-- Task material start --

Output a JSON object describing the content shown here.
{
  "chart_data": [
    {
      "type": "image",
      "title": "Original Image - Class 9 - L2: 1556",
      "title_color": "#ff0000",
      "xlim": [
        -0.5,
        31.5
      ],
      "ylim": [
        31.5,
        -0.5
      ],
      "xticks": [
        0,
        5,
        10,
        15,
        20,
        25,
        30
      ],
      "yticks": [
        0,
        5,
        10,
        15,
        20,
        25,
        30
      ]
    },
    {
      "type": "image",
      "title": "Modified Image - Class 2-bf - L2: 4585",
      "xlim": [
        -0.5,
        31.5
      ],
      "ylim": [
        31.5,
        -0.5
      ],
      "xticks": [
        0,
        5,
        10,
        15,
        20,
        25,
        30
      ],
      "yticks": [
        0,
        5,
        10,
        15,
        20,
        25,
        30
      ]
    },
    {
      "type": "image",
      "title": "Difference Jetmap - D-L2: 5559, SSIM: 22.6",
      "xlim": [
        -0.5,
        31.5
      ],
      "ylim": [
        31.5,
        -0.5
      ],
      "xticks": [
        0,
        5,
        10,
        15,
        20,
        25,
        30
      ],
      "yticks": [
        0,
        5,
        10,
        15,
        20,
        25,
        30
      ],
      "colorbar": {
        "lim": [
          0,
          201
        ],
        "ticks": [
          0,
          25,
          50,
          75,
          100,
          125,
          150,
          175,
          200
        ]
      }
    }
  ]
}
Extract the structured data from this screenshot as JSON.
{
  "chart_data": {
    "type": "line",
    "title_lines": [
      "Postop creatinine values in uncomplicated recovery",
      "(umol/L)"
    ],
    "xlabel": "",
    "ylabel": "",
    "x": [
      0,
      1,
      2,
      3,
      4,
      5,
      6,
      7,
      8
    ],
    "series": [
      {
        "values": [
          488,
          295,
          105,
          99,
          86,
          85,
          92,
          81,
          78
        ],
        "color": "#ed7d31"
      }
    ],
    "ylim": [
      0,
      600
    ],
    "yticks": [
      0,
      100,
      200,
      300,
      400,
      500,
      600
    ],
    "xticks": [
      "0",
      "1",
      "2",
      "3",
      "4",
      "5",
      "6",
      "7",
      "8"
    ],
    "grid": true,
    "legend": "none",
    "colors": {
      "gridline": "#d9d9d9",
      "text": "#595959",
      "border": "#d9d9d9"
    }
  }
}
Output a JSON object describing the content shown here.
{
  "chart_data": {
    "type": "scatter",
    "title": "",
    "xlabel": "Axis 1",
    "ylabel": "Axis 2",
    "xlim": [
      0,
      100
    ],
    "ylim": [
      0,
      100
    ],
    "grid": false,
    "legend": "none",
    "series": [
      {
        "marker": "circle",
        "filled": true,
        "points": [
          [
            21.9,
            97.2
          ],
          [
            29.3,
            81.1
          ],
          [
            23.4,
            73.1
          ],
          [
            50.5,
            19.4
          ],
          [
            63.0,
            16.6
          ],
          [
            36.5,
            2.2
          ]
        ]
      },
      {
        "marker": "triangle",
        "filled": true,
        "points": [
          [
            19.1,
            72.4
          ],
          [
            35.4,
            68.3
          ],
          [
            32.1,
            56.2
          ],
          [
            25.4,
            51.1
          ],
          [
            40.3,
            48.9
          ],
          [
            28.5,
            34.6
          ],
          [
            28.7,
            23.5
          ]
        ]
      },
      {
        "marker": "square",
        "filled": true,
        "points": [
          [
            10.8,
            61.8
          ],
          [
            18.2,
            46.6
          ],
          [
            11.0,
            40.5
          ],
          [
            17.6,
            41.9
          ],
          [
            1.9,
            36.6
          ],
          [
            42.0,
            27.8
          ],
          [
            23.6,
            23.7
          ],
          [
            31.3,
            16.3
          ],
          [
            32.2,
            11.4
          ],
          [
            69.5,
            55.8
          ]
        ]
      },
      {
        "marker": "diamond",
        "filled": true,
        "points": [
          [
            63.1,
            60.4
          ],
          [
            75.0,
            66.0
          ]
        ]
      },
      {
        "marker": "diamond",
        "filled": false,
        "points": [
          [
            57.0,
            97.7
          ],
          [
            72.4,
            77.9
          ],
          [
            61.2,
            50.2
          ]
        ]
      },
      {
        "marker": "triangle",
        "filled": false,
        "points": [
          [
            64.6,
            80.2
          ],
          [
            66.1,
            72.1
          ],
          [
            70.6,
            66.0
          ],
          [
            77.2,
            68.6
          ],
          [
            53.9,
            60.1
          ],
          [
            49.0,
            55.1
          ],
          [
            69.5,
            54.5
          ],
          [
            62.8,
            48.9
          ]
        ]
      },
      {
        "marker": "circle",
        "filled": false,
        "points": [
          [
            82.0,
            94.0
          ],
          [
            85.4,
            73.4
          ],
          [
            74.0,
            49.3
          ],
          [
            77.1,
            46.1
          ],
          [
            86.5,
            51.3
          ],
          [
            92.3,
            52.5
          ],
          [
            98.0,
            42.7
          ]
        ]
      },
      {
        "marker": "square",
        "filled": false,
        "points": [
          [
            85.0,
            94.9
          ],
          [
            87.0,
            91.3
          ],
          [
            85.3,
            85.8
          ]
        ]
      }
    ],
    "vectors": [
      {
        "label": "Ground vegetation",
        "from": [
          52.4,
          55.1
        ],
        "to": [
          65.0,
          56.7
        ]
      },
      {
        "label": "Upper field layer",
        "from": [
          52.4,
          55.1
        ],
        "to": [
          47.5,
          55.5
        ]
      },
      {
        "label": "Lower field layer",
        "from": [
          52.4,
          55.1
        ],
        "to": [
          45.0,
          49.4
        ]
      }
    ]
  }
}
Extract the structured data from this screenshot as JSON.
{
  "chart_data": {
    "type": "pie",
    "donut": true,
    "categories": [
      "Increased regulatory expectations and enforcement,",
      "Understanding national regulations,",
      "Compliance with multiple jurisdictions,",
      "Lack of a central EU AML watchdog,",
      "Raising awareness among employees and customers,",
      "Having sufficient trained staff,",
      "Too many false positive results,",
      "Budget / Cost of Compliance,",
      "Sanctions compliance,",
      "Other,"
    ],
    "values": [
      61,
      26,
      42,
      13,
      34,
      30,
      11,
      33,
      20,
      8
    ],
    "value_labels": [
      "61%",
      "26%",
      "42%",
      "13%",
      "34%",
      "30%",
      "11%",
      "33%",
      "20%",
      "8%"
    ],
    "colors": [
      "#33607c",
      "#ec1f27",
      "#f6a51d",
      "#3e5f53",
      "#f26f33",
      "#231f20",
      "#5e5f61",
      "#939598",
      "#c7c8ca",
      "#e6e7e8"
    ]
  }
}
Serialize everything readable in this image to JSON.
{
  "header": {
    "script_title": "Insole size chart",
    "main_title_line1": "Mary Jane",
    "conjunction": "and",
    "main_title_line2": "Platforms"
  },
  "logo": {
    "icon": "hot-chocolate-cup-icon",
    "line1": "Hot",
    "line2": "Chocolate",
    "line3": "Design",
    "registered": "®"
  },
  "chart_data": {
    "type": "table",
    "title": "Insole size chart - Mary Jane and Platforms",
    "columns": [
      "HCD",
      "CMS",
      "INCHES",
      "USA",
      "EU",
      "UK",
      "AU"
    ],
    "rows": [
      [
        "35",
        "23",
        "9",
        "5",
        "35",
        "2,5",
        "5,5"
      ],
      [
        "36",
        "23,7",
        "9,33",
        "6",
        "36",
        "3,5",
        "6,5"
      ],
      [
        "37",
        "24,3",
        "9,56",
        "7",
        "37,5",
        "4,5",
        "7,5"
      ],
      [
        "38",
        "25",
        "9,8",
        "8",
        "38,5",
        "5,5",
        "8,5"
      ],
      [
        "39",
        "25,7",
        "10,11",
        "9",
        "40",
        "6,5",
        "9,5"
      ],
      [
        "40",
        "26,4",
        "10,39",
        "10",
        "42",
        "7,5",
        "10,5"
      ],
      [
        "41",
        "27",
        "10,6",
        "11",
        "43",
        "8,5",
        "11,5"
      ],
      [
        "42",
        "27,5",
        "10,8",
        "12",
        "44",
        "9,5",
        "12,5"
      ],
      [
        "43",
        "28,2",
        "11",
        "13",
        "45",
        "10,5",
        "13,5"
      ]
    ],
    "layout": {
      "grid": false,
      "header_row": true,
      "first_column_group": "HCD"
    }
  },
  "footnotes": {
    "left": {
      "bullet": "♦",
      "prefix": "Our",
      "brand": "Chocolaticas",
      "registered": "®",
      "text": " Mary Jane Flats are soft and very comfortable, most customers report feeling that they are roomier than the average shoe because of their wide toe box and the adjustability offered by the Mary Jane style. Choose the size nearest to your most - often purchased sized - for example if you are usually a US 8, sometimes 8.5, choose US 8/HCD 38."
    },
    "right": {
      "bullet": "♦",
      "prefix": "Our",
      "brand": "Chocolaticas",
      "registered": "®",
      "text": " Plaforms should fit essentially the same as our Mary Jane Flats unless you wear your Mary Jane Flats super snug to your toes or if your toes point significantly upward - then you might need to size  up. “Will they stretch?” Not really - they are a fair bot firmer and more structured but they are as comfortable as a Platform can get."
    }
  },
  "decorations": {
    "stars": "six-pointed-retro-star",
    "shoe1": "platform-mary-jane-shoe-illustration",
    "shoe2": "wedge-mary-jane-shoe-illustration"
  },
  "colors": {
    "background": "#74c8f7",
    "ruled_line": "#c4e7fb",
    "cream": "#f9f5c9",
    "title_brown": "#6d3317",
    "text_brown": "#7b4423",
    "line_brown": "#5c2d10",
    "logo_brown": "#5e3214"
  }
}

-- Task material end --

▶ **Objective**: Which lines hold the word "type"? Show each one.

▶ **Solution to the problem**:
      "type": "image",
      "type": "image",
      "type": "image",
    "type": "line",
    "type": "scatter",
    "type": "pie",
    "type": "table",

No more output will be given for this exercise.